======== Stored records
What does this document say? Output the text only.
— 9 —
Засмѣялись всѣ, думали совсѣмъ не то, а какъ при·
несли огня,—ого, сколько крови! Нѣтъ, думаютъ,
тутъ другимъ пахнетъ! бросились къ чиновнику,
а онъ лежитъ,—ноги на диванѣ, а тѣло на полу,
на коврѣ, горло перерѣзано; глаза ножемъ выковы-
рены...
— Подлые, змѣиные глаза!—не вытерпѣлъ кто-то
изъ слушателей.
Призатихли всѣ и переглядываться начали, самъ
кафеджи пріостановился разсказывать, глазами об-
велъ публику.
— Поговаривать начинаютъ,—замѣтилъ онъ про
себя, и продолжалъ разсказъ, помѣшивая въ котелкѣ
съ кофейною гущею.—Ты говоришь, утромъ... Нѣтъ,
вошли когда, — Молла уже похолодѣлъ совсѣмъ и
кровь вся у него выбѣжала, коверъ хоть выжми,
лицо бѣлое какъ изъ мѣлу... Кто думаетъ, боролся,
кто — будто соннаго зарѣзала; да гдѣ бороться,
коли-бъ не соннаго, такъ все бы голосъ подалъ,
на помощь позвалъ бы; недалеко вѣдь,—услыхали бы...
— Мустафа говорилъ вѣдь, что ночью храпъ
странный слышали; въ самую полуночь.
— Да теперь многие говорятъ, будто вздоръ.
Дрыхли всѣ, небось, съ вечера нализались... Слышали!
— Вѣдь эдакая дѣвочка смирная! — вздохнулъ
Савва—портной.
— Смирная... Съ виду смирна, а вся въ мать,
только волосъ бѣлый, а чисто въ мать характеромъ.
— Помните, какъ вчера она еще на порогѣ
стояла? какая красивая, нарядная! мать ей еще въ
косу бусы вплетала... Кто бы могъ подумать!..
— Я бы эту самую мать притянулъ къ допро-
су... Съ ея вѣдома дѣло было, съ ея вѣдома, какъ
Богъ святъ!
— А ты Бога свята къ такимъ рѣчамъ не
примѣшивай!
================
- **To be done**
Copy out each line above, character for character.

- **Written solution**
What does this document say? Output the text only.
— 9 —
Засмѣялись всѣ, думали совсѣмъ не то, а какъ при·
несли огня,—ого, сколько крови! Нѣтъ, думаютъ,
тутъ другимъ пахнетъ! бросились къ чиновнику,
а онъ лежитъ,—ноги на диванѣ, а тѣло на полу,
на коврѣ, горло перерѣзано; глаза ножемъ выковы-
рены...
— Подлые, змѣиные глаза!—не вытерпѣлъ кто-то
изъ слушателей.
Призатихли всѣ и переглядываться начали, самъ
кафеджи пріостановился разсказывать, глазами об-
велъ публику.
— Поговаривать начинаютъ,—замѣтилъ онъ про
себя, и продолжалъ разсказъ, помѣшивая въ котелкѣ
съ кофейною гущею.—Ты говоришь, утромъ... Нѣтъ,
вошли когда, — Молла уже похолодѣлъ совсѣмъ и
кровь вся у него выбѣжала, коверъ хоть выжми,
лицо бѣлое какъ изъ мѣлу... Кто думаетъ, боролся,
кто — будто соннаго зарѣзала; да гдѣ бороться,
коли-бъ не соннаго, такъ все бы голосъ подалъ,
на помощь позвалъ бы; недалеко вѣдь,—услыхали бы...
— Мустафа говорилъ вѣдь, что ночью храпъ
странный слышали; въ самую полуночь.
— Да теперь многие говорятъ, будто вздоръ.
Дрыхли всѣ, небось, съ вечера нализались... Слышали!
— Вѣдь эдакая дѣвочка смирная! — вздохнулъ
Савва—портной.
— Смирная... Съ виду смирна, а вся въ мать,
только волосъ бѣлый, а чисто въ мать характеромъ.
— Помните, какъ вчера она еще на порогѣ
стояла? какая красивая, нарядная! мать ей еще въ
косу бусы вплетала... Кто бы могъ подумать!..
— Я бы эту самую мать притянулъ къ допро-
су... Съ ея вѣдома дѣло было, съ ея вѣдома, какъ
Богъ святъ!
— А ты Бога свята къ такимъ рѣчамъ не
примѣшивай!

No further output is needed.